* begin Text block *

Yesterday, I attended a hearing of the House Energy and Power subcommittee of the Energy and Commerce Committee entitled “EPA Enforcement Priorities and Practices.” It really should have been called “The Crucifixion of Al Armendariz”. Except, Dr. Al wisely chose not to attend. This hearing has followed a basic narrative pushed by the House Majority best articulated by the subcommittee’s ranking member Rep. Bobby Rush (D-IL). Instead of calling it the Environmental Protection Agency, we should rename it the Every Problem in America agency. That’s because the House Majority loves to hold hearings where they blame the lagging job market, gas prices, and over dependence on foreign energy on the Clean Water Act, Clean Air Act, Safe Drinking Water Act, and so on. The argument presumably goes: but for those pesky environmental protections, we’d have full employment and free gasoline.
Al Armendariz was, until very recently, the head of EPA Region 6 that includes major energy producing states like Texas and Oklahoma. He’s not a politician- more like a scientist, engineer, college professor type. But Dr. Al ruffled some feathers on December 7, 2010, when Region 6 issued an emergency order against Range Resources amid reports of possible water contamination from Range’s fracking operations. In March of this year, EPA and Range settled the case agreeing to lift the emergency order and continue with a testing and monitoring program. But by this point, Range, the Texas Commission on Environmental Quality (TCEQ) and the Texas Railroad Commission (TX RRC) were furious that the federal government had so impugned Texas sovereignty. Their message: Don’t mess with Texas.

* end Text block *

__What is expected__. Pull the passage from "Al Armendariz was, until" to "mess with Texas." out of the post on the EPA enforcement hearing, copying it word for word.

* begin Data segment *

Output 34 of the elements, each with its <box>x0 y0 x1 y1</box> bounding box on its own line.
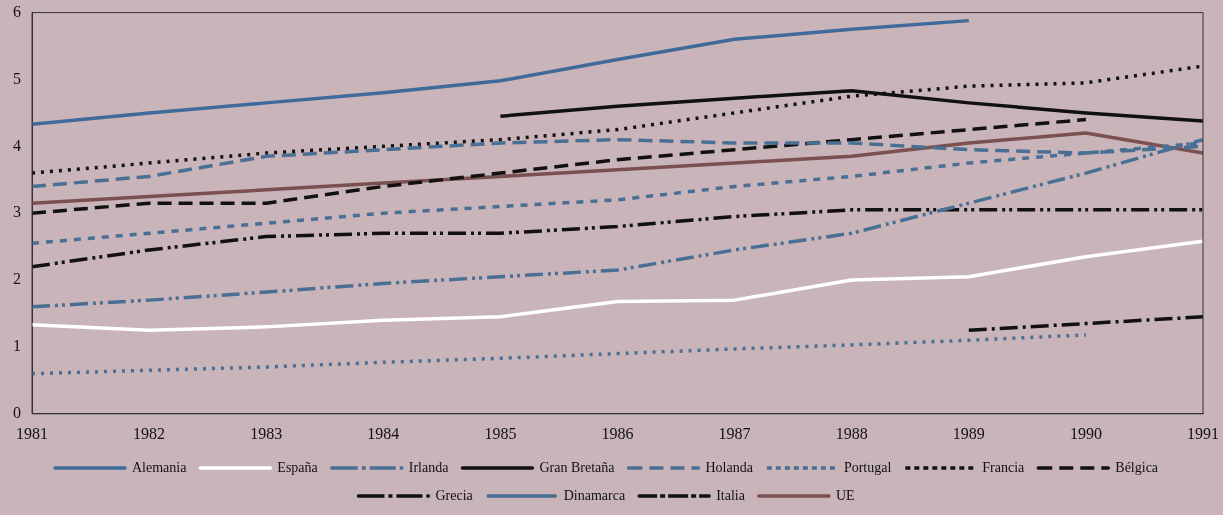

* end Data segment *

__Solution for this exercise__.
Al Armendariz was, until very recently, the head of EPA Region 6 that includes major energy producing states like Texas and Oklahoma. He’s not a politician- more like a scientist, engineer, college professor type. But Dr. Al ruffled some feathers on December 7, 2010, when Region 6 issued an emergency order against Range Resources amid reports of possible water contamination from Range’s fracking operations. In March of this year, EPA and Range settled the case agreeing to lift the emergency order and continue with a testing and monitoring program. But by this point, Range, the Texas Commission on Environmental Quality (TCEQ) and the Texas Railroad Commission (TX RRC) were furious that the federal government had so impugned Texas sovereignty. Their message: Don’t mess with Texas.